Dataset records on visual material ▸
[Start]
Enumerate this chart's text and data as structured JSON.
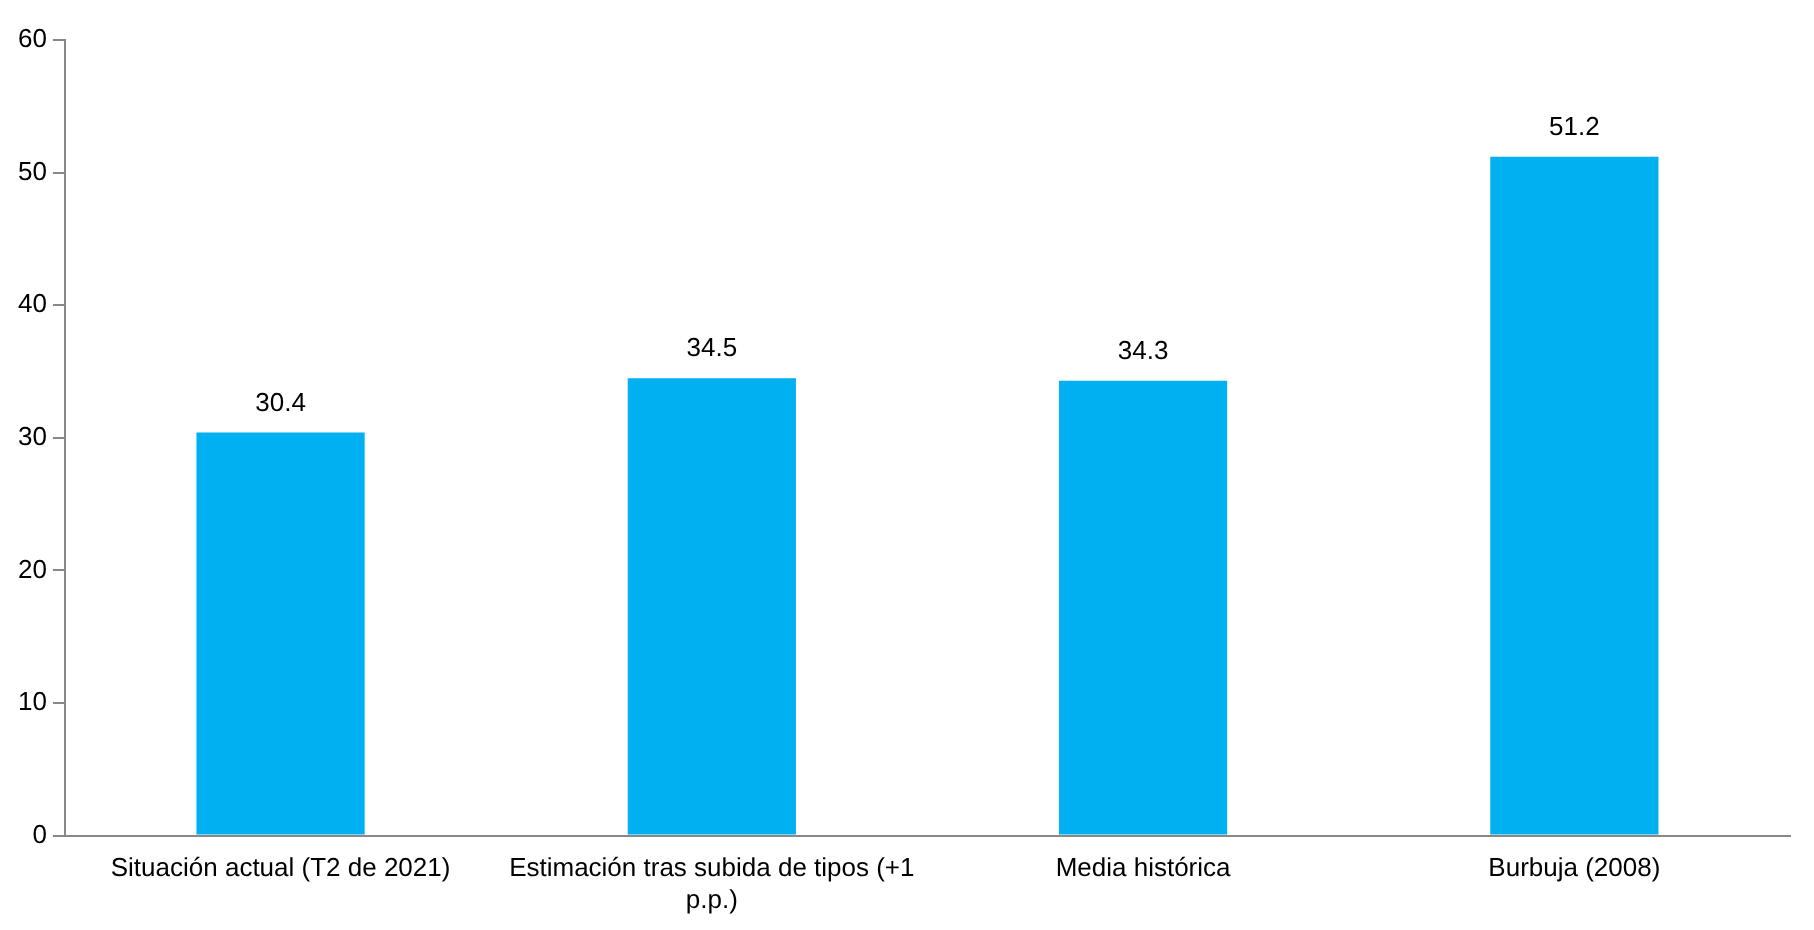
{
  "chart_data": {
    "type": "bar",
    "categories": [
      "Situación actual (T2 de 2021)",
      "Estimación tras subida de tipos (+1 p.p.)",
      "Media histórica",
      "Burbuja (2008)"
    ],
    "values": [
      30.4,
      34.5,
      34.3,
      51.2
    ],
    "color": "#00b0f0",
    "ylim": [
      0,
      60
    ],
    "yticks": [
      0,
      10,
      20,
      30,
      40,
      50,
      60
    ],
    "grid": false,
    "legend": false,
    "data_labels": true
  }
}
[End]
Requirements ▸ Return the listing above word for word, with the pictures removed.

Result of the exercise ▸
Enumerate this chart's text and data as structured JSON.
{
  "chart_data": {
    "type": "bar",
    "categories": [
      "Situación actual (T2 de 2021)",
      "Estimación tras subida de tipos (+1 p.p.)",
      "Media histórica",
      "Burbuja (2008)"
    ],
    "values": [
      30.4,
      34.5,
      34.3,
      51.2
    ],
    "color": "#00b0f0",
    "ylim": [
      0,
      60
    ],
    "yticks": [
      0,
      10,
      20,
      30,
      40,
      50,
      60
    ],
    "grid": false,
    "legend": false,
    "data_labels": true
  }
}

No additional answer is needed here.